Items from a figure collection:

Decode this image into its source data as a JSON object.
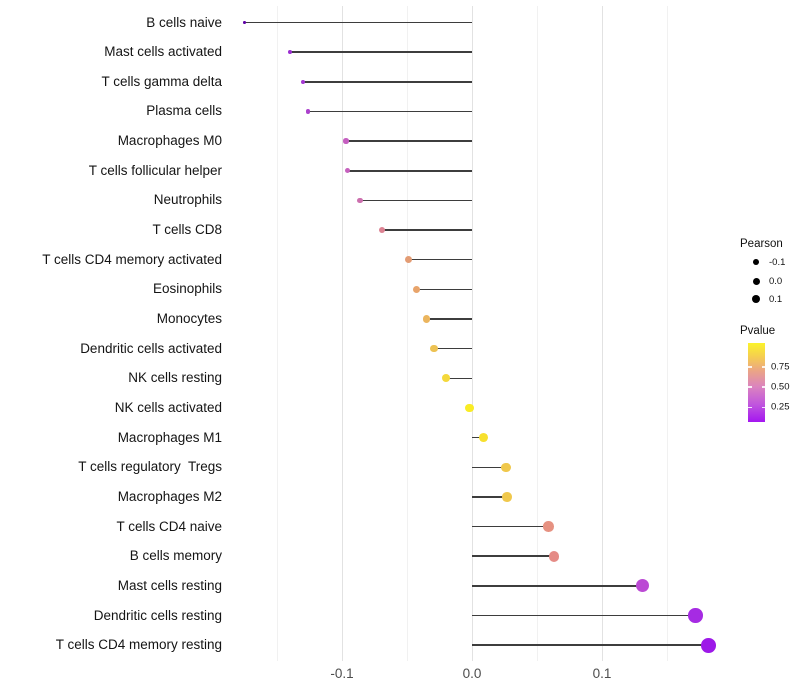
{
  "chart_data": {
    "type": "scatter",
    "variant": "lollipop",
    "orientation": "horizontal",
    "title": "",
    "xlabel": "",
    "ylabel": "",
    "xlim": [
      -0.185,
      0.19
    ],
    "grid": "vertical-only",
    "categories": [
      "B cells naive",
      "Mast cells activated",
      "T cells gamma delta",
      "Plasma cells",
      "Macrophages M0",
      "T cells follicular helper",
      "Neutrophils",
      "T cells CD8",
      "T cells CD4 memory activated",
      "Eosinophils",
      "Monocytes",
      "Dendritic cells activated",
      "NK cells resting",
      "NK cells activated",
      "Macrophages M1",
      "T cells regulatory  Tregs",
      "Macrophages M2",
      "T cells CD4 naive",
      "B cells memory",
      "Mast cells resting",
      "Dendritic cells resting",
      "T cells CD4 memory resting"
    ],
    "values": [
      -0.175,
      -0.14,
      -0.13,
      -0.126,
      -0.097,
      -0.096,
      -0.086,
      -0.069,
      -0.049,
      -0.043,
      -0.035,
      -0.029,
      -0.02,
      -0.002,
      0.009,
      0.026,
      0.027,
      0.059,
      0.063,
      0.131,
      0.172,
      0.182
    ],
    "point_colors": [
      "#5E01A5",
      "#9B2FD1",
      "#A438D2",
      "#AB41CC",
      "#C55FC0",
      "#C661BE",
      "#CC6FAE",
      "#DC8292",
      "#E39C74",
      "#E8A46B",
      "#EBB55E",
      "#EDC253",
      "#F4D83B",
      "#F9EC25",
      "#F7E02E",
      "#F0C84C",
      "#F0C84C",
      "#E69181",
      "#E58B86",
      "#BB4AD4",
      "#A62BE3",
      "#9D19E8"
    ],
    "x_major_ticks": [
      -0.1,
      0.0,
      0.1
    ],
    "x_tick_labels": [
      "-0.1",
      "0.0",
      "0.1"
    ],
    "x_minor_ticks": [
      -0.15,
      -0.05,
      0.05,
      0.15
    ],
    "legend_position": "right",
    "size_legend": {
      "title": "Pearson",
      "labels": [
        "-0.1",
        "0.0",
        "0.1"
      ]
    },
    "color_legend": {
      "title": "Pvalue",
      "tick_labels": [
        "0.75",
        "0.50",
        "0.25"
      ],
      "tick_fractions_from_top": [
        0.304,
        0.557,
        0.816
      ],
      "gradient_bottom_to_top": [
        {
          "pos": 0,
          "color": "#A416F0"
        },
        {
          "pos": 22,
          "color": "#C055DE"
        },
        {
          "pos": 45,
          "color": "#DB84BE"
        },
        {
          "pos": 65,
          "color": "#EBA585"
        },
        {
          "pos": 82,
          "color": "#F5CC52"
        },
        {
          "pos": 100,
          "color": "#FBF32B"
        }
      ]
    }
  }
}
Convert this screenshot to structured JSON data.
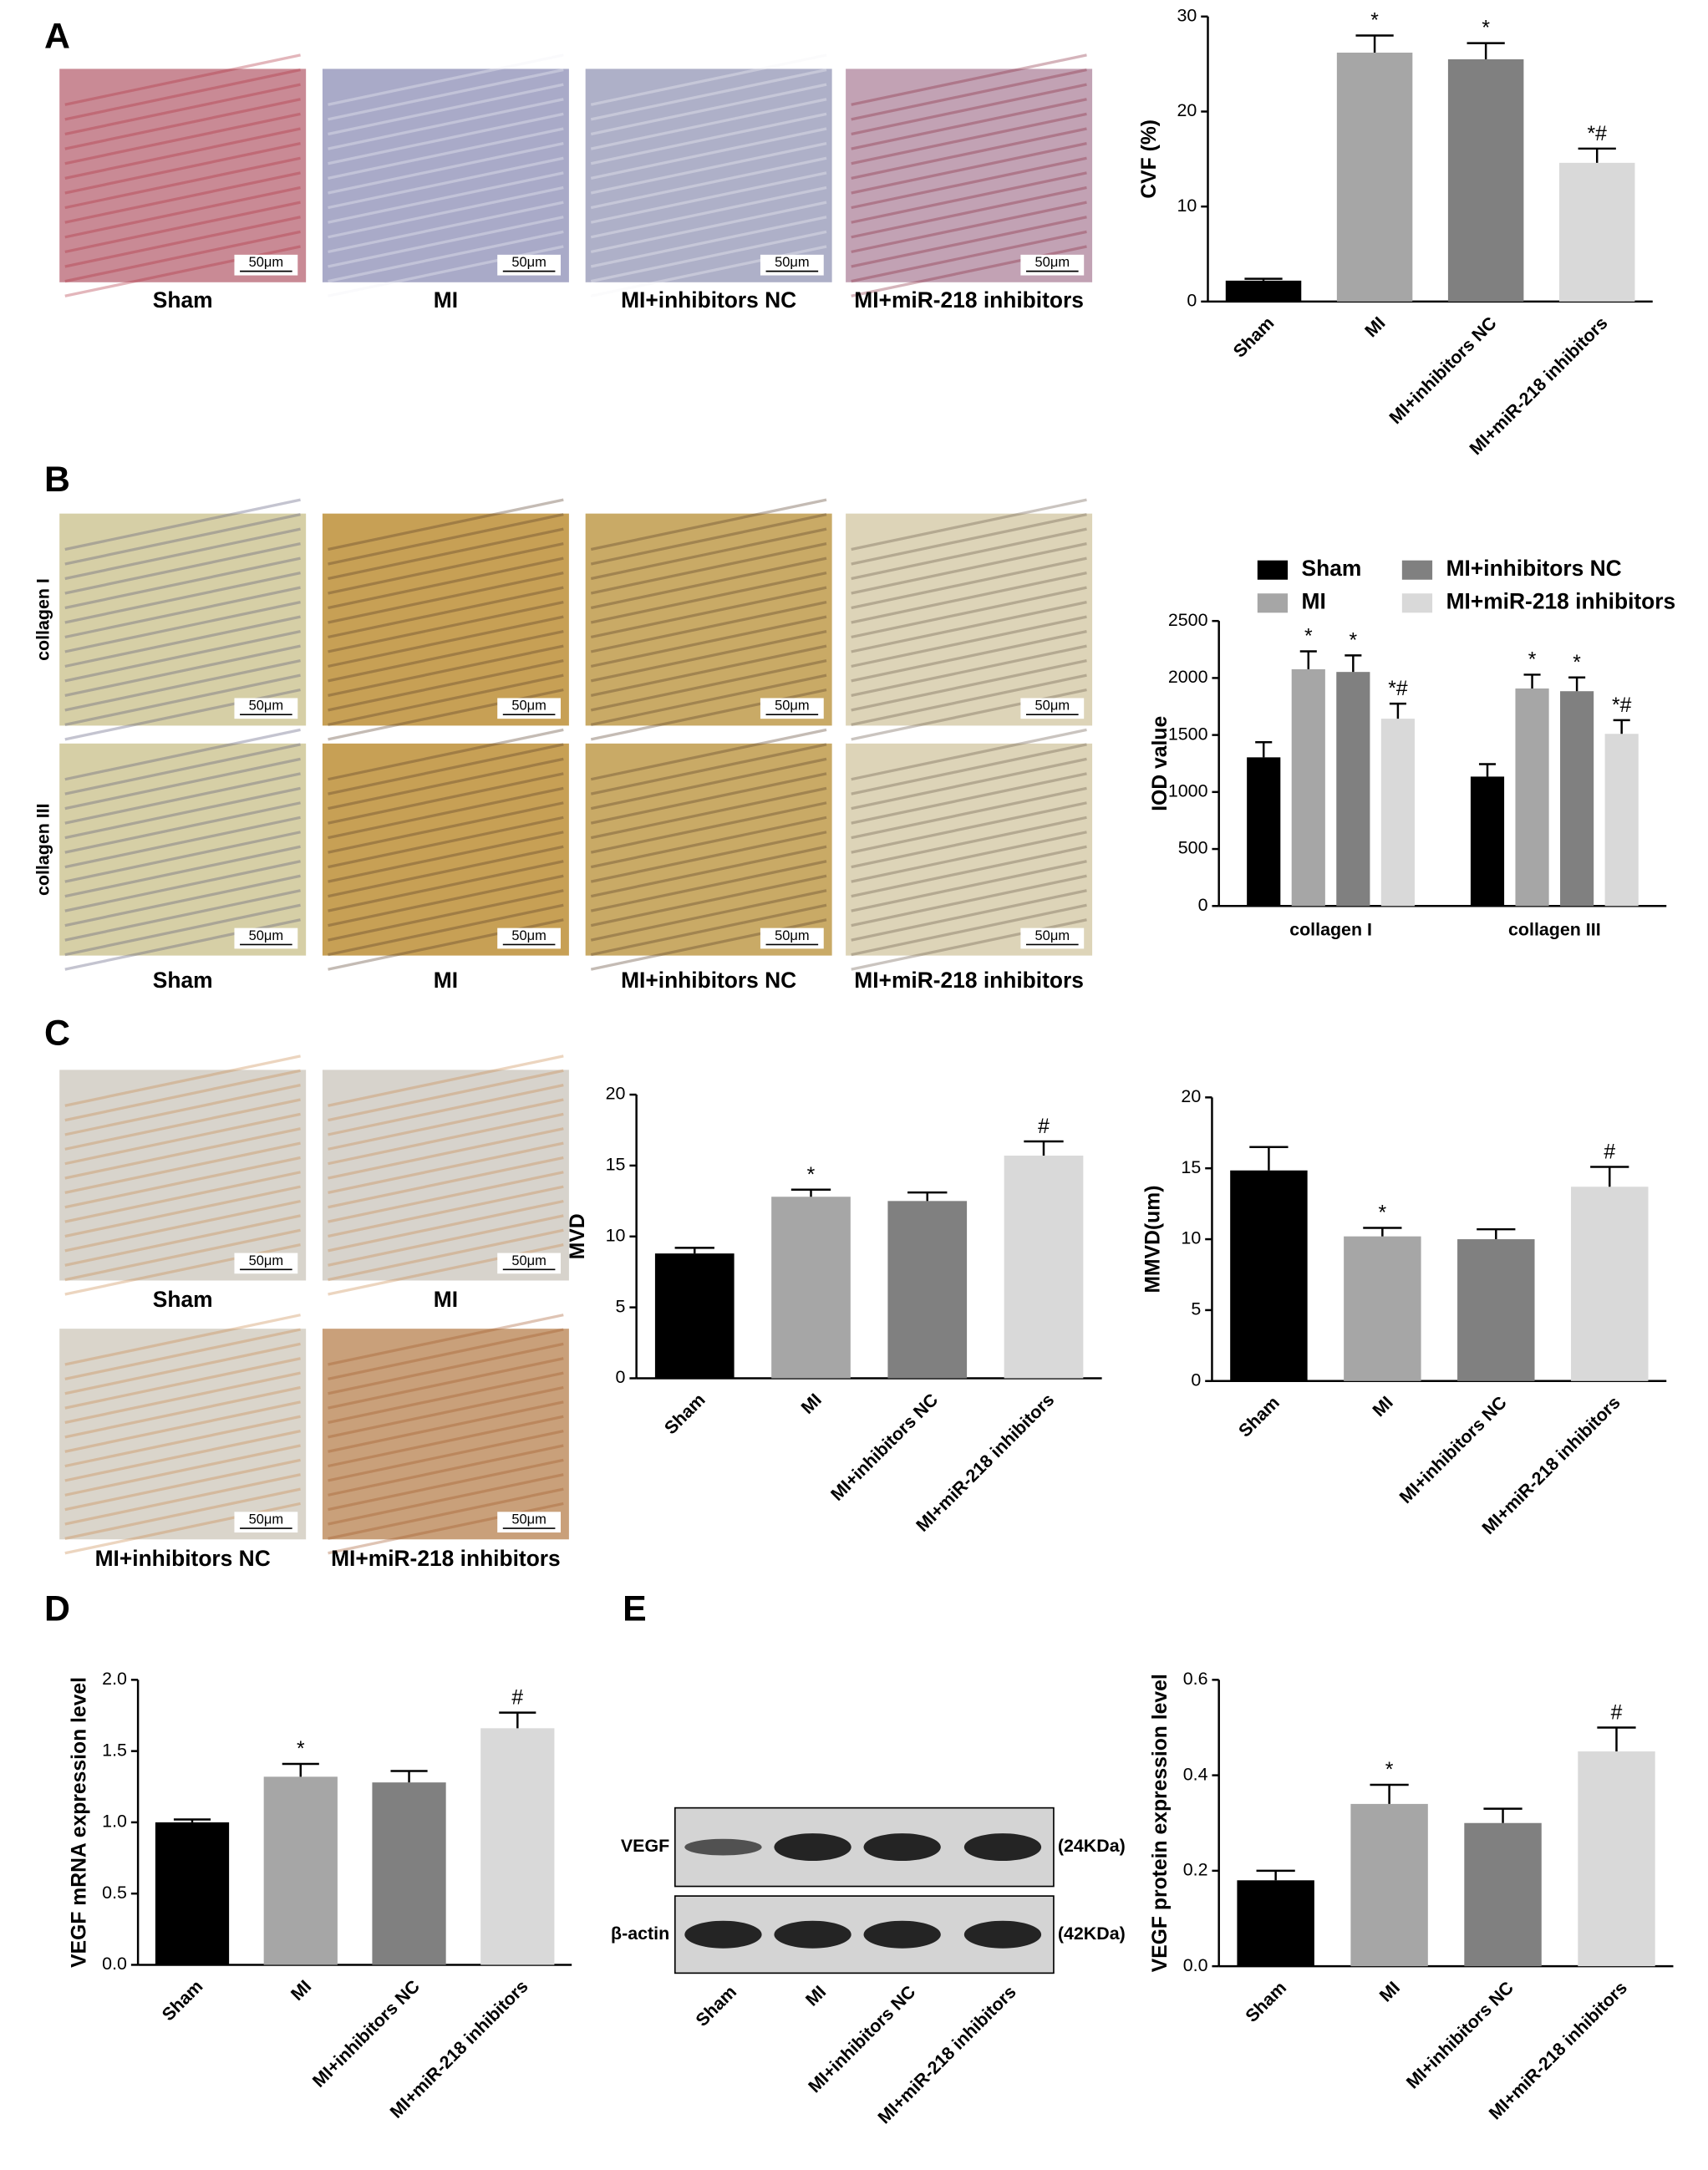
{
  "panels": [
    "A",
    "B",
    "C",
    "D",
    "E"
  ],
  "scale_bar": "50μm",
  "groups": [
    "Sham",
    "MI",
    "MI+inhibitors NC",
    "MI+miR-218 inhibitors"
  ],
  "row_labels": [
    "collagen I",
    "collagen III"
  ],
  "blot": {
    "rows": [
      "VEGF",
      "β-actin"
    ],
    "sizes": [
      "(24KDa)",
      "(42KDa)"
    ],
    "lanes": [
      "Sham",
      "MI",
      "MI+inhibitors NC",
      "MI+miR-218 inhibitors"
    ]
  },
  "chart_data": [
    {
      "type": "bar",
      "ylabel": "CVF (%)",
      "categories": [
        "Sham",
        "MI",
        "MI+inhibitors NC",
        "MI+miR-218 inhibitors"
      ],
      "values": [
        2.2,
        26.2,
        25.5,
        14.6
      ],
      "errors": [
        0.2,
        1.8,
        1.7,
        1.5
      ],
      "annotations": [
        null,
        "*",
        "*",
        "*#"
      ],
      "colors": [
        "#000000",
        "#a6a6a6",
        "#808080",
        "#d9d9d9"
      ],
      "ylim": [
        0,
        30
      ],
      "yticks": [
        0,
        10,
        20,
        30
      ]
    },
    {
      "type": "bar",
      "ylabel": "IOD value",
      "categories": [
        "collagen I",
        "collagen III"
      ],
      "legend": "top",
      "series": [
        {
          "name": "Sham",
          "color": "#000000",
          "values": [
            1304,
            1135
          ],
          "errors": [
            133,
            109
          ],
          "annotations": [
            null,
            null
          ]
        },
        {
          "name": "MI",
          "color": "#a6a6a6",
          "values": [
            2077,
            1908
          ],
          "errors": [
            157,
            121
          ],
          "annotations": [
            "*",
            "*"
          ]
        },
        {
          "name": "MI+inhibitors NC",
          "color": "#808080",
          "values": [
            2053,
            1884
          ],
          "errors": [
            145,
            121
          ],
          "annotations": [
            "*",
            "*"
          ]
        },
        {
          "name": "MI+miR-218 inhibitors",
          "color": "#d9d9d9",
          "values": [
            1643,
            1510
          ],
          "errors": [
            132,
            120
          ],
          "annotations": [
            "*#",
            "*#"
          ]
        }
      ],
      "ylim": [
        0,
        2500
      ],
      "yticks": [
        0,
        500,
        1000,
        1500,
        2000,
        2500
      ]
    },
    {
      "type": "bar",
      "ylabel": "MVD",
      "categories": [
        "Sham",
        "MI",
        "MI+inhibitors NC",
        "MI+miR-218 inhibitors"
      ],
      "values": [
        8.8,
        12.8,
        12.5,
        15.7
      ],
      "errors": [
        0.4,
        0.5,
        0.6,
        1.0
      ],
      "annotations": [
        null,
        "*",
        null,
        "#"
      ],
      "colors": [
        "#000000",
        "#a6a6a6",
        "#808080",
        "#d9d9d9"
      ],
      "ylim": [
        0,
        20
      ],
      "yticks": [
        0,
        5,
        10,
        15,
        20
      ]
    },
    {
      "type": "bar",
      "ylabel": "MMVD(um)",
      "categories": [
        "Sham",
        "MI",
        "MI+inhibitors NC",
        "MI+miR-218 inhibitors"
      ],
      "values": [
        14.85,
        10.2,
        10.0,
        13.7
      ],
      "errors": [
        1.65,
        0.6,
        0.7,
        1.4
      ],
      "annotations": [
        null,
        "*",
        null,
        "#"
      ],
      "colors": [
        "#000000",
        "#a6a6a6",
        "#808080",
        "#d9d9d9"
      ],
      "ylim": [
        0,
        20
      ],
      "yticks": [
        0,
        5,
        10,
        15,
        20
      ]
    },
    {
      "type": "bar",
      "ylabel": "VEGF mRNA expression level",
      "categories": [
        "Sham",
        "MI",
        "MI+inhibitors NC",
        "MI+miR-218 inhibitors"
      ],
      "values": [
        1.0,
        1.32,
        1.28,
        1.66
      ],
      "errors": [
        0.02,
        0.09,
        0.08,
        0.11
      ],
      "annotations": [
        null,
        "*",
        null,
        "#"
      ],
      "colors": [
        "#000000",
        "#a6a6a6",
        "#808080",
        "#d9d9d9"
      ],
      "ylim": [
        0,
        2
      ],
      "yticks": [
        {
          "value": 0,
          "label": "0.0"
        },
        0.5,
        {
          "value": 1,
          "label": "1.0"
        },
        1.5,
        {
          "value": 2,
          "label": "2.0"
        }
      ]
    },
    {
      "type": "bar",
      "ylabel": "VEGF protein expression level",
      "categories": [
        "Sham",
        "MI",
        "MI+inhibitors NC",
        "MI+miR-218 inhibitors"
      ],
      "values": [
        0.18,
        0.34,
        0.3,
        0.45
      ],
      "errors": [
        0.02,
        0.04,
        0.03,
        0.05
      ],
      "annotations": [
        null,
        "*",
        null,
        "#"
      ],
      "colors": [
        "#000000",
        "#a6a6a6",
        "#808080",
        "#d9d9d9"
      ],
      "ylim": [
        0,
        0.6
      ],
      "yticks": [
        {
          "value": 0,
          "label": "0.0"
        },
        0.2,
        0.4,
        0.6
      ]
    }
  ]
}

EXERCISE BRIEF:
From the records above, return each line that includes "name".

WRITTEN RESPONSE:
          "name": "Sham",
          "name": "MI",
          "name": "MI+inhibitors NC",
          "name": "MI+miR-218 inhibitors",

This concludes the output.